- WHAT IS BEING ASKED
Take every line from the listing below that includes "foram" and copy it.

***** RECORD EXTRACTS

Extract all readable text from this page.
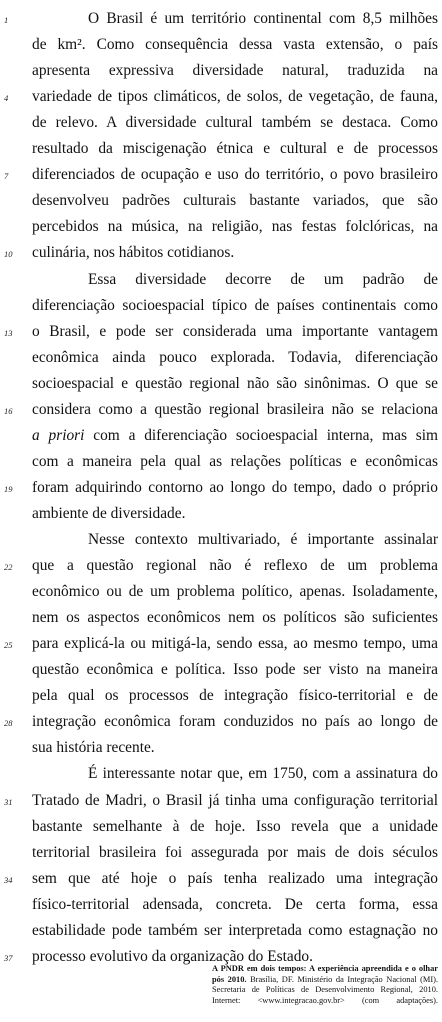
1	O Brasil é um território continental com 8,5 milhões
de km². Como consequência dessa vasta extensão, o país
apresenta expressiva diversidade natural, traduzida na
4	variedade de tipos climáticos, de solos, de vegetação, de fauna,
de relevo. A diversidade cultural também se destaca. Como
resultado da miscigenação étnica e cultural e de processos
7	diferenciados de ocupação e uso do território, o povo brasileiro
desenvolveu padrões culturais bastante variados, que são
percebidos na música, na religião, nas festas folclóricas, na
10	culinária, nos hábitos cotidianos.
Essa diversidade decorre de um padrão de
diferenciação socioespacial típico de países continentais como
13	o Brasil, e pode ser considerada uma importante vantagem
econômica ainda pouco explorada. Todavia, diferenciação
socioespacial e questão regional não são sinônimas. O que se
16	considera como a questão regional brasileira não se relaciona
a priori com a diferenciação socioespacial interna, mas sim
com a maneira pela qual as relações políticas e econômicas
19	foram adquirindo contorno ao longo do tempo, dado o próprio
ambiente de diversidade.
Nesse contexto multivariado, é importante assinalar
22	que a questão regional não é reflexo de um problema
econômico ou de um problema político, apenas. Isoladamente,
nem os aspectos econômicos nem os políticos são suficientes
25	para explicá-la ou mitigá-la, sendo essa, ao mesmo tempo, uma
questão econômica e política. Isso pode ser visto na maneira
pela qual os processos de integração físico-territorial e de
28	integração econômica foram conduzidos no país ao longo de
sua história recente.
É interessante notar que, em 1750, com a assinatura do
31	Tratado de Madri, o Brasil já tinha uma configuração territorial
bastante semelhante à de hoje. Isso revela que a unidade
territorial brasileira foi assegurada por mais de dois séculos
34	sem que até hoje o país tenha realizado uma integração
físico-territorial adensada, concreta. De certa forma, essa
estabilidade pode também ser interpretada como estagnação no
37	processo evolutivo da organização do Estado.
A PNDR em dois tempos: A experiência apreendida e o olhar
pós 2010. Brasília, DF. Ministério da Integração Nacional (MI).
Secretaria de Políticas de Desenvolvimento Regional, 2010.
Internet: <www.integracao.gov.br> (com adaptações).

**********

- FINAL ANSWER
19	foram adquirindo contorno ao longo do tempo, dado o próprio
28	integração econômica foram conduzidos no país ao longo de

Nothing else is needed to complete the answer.